■ MATERIAL TO PROCESS ■
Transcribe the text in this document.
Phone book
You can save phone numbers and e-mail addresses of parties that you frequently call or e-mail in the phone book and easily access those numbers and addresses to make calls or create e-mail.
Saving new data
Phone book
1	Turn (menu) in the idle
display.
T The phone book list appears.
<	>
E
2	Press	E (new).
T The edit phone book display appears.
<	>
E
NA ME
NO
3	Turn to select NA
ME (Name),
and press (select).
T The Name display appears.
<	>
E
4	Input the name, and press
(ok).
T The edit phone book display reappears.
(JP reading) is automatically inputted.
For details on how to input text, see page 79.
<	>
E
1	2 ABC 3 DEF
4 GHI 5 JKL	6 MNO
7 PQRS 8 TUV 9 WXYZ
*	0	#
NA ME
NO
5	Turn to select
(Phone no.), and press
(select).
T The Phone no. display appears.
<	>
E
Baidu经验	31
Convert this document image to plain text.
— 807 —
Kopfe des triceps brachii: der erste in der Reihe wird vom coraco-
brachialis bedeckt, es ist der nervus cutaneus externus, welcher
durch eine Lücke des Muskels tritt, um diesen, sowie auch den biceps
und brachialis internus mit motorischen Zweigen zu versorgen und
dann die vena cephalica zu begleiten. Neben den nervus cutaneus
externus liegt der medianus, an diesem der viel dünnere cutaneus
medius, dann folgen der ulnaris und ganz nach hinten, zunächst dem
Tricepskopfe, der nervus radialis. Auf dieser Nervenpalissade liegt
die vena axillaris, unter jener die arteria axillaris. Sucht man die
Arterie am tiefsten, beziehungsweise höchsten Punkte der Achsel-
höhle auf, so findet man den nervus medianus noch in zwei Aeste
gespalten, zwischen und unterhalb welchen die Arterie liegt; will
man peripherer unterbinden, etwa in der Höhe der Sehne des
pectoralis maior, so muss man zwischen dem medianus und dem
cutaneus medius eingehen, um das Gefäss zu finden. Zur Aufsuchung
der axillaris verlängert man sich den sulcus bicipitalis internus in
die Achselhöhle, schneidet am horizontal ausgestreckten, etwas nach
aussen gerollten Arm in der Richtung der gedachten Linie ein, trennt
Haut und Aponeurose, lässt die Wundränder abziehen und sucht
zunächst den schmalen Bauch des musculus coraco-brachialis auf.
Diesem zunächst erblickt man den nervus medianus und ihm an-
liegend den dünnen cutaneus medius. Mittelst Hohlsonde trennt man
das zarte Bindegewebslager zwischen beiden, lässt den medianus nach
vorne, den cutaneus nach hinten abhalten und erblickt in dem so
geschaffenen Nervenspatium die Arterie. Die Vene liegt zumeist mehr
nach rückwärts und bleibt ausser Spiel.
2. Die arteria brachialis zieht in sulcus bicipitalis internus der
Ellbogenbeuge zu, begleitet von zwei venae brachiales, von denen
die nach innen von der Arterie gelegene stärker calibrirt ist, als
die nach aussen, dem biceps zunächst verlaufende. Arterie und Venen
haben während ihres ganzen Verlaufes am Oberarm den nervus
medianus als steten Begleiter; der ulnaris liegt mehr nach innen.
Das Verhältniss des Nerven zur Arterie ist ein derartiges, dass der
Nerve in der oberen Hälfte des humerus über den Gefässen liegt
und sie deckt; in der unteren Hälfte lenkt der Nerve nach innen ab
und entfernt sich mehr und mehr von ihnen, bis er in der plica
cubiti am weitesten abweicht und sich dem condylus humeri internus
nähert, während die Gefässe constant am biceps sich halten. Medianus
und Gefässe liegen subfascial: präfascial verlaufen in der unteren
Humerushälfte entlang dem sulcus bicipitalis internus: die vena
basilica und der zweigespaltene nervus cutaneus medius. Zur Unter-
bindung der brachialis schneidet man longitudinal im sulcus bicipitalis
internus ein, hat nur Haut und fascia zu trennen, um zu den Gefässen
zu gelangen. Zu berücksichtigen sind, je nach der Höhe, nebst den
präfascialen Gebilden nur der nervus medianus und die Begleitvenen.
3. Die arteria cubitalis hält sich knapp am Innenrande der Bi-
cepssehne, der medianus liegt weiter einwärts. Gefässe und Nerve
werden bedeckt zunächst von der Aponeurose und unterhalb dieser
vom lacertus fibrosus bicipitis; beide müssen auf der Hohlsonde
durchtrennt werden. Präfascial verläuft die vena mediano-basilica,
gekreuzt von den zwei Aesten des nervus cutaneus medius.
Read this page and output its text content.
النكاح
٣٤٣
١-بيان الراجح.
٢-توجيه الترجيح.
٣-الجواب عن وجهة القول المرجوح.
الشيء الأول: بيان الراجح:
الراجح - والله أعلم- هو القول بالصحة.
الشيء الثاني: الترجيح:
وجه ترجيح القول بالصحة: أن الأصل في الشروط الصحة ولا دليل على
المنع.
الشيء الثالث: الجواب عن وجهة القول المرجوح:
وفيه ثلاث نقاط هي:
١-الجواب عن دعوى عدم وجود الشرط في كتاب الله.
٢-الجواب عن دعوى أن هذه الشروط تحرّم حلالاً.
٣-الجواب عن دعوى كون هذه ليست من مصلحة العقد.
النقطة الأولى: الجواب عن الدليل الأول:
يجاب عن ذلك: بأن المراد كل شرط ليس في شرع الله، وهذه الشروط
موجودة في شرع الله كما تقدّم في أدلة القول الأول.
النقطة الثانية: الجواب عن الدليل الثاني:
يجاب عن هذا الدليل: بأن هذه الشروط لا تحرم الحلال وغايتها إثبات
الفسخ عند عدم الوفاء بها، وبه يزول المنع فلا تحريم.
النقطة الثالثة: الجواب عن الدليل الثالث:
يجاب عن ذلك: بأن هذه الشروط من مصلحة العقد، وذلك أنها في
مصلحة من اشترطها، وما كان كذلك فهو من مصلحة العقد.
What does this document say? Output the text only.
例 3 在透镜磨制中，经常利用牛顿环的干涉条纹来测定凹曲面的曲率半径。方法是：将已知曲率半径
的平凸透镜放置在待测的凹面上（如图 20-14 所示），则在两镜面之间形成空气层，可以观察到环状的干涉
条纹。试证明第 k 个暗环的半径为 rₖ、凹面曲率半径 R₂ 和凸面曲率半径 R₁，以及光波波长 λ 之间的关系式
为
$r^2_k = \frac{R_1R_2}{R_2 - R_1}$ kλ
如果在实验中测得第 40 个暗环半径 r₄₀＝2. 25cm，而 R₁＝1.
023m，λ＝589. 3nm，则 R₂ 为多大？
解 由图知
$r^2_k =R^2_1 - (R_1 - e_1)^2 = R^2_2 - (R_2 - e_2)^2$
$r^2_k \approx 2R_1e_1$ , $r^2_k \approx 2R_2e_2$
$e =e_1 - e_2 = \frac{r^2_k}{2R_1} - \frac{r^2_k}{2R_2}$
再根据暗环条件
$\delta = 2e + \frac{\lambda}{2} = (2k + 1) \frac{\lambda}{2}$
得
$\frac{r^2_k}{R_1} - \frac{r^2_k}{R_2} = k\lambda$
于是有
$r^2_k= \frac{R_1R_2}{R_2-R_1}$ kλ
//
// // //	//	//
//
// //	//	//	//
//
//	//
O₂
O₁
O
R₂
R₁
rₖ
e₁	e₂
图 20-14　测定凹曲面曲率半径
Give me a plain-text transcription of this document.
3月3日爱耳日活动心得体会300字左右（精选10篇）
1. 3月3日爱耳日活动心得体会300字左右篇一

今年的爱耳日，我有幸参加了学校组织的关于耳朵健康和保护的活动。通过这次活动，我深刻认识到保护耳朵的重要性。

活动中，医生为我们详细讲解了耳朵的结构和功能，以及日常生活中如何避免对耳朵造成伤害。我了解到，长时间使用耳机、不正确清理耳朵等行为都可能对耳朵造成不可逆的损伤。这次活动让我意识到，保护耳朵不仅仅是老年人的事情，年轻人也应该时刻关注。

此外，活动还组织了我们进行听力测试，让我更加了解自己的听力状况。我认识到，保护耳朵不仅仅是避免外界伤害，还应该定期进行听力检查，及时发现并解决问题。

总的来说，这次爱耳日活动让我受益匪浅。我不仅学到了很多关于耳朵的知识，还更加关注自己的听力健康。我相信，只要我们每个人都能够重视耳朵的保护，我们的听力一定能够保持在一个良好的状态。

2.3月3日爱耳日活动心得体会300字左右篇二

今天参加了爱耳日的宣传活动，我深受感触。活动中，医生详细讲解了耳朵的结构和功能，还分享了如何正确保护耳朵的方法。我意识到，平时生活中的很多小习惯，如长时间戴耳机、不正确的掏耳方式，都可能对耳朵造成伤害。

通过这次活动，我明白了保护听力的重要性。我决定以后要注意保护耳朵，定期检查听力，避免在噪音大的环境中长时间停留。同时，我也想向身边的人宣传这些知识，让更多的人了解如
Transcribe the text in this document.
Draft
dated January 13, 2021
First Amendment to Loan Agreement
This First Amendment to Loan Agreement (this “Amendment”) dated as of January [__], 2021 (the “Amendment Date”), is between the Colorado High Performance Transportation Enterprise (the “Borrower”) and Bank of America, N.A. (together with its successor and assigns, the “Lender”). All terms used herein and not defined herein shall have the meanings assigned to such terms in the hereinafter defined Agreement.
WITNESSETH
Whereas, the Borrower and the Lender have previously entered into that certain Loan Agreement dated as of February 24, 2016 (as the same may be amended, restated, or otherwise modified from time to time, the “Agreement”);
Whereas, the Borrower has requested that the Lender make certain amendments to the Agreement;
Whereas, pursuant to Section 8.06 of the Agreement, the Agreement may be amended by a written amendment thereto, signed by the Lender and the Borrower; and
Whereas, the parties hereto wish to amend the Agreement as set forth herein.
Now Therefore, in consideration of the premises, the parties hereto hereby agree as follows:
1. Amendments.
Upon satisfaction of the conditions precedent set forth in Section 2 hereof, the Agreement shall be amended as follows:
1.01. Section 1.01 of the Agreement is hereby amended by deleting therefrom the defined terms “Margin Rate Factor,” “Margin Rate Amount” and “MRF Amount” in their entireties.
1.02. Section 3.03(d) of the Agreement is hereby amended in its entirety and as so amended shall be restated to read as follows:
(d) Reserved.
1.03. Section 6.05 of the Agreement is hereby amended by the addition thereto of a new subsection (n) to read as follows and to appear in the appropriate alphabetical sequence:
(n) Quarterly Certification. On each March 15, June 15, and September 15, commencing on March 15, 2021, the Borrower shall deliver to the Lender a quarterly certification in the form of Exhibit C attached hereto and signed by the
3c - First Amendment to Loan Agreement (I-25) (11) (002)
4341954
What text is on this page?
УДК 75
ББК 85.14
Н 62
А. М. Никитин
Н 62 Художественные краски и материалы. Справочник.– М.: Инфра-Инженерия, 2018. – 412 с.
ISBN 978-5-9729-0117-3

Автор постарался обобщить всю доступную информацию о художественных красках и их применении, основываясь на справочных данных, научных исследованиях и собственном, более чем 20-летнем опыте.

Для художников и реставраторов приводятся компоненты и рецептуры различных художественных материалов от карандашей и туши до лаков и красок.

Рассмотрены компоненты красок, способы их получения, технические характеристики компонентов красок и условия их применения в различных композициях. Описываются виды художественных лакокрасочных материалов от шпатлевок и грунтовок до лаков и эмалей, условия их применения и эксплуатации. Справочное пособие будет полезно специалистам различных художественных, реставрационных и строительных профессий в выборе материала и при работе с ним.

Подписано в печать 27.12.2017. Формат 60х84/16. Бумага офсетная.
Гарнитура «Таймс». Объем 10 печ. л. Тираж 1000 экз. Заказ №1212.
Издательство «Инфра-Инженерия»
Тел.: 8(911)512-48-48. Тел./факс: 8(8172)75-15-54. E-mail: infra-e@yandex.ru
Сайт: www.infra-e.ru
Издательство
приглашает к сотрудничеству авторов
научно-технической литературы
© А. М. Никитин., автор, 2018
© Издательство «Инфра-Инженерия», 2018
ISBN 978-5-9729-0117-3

■ THE TASK ■
Across the entries above, how many lines contain "axillaris"? Provide only the count.

■ EXERCISE OUTPUT ■
2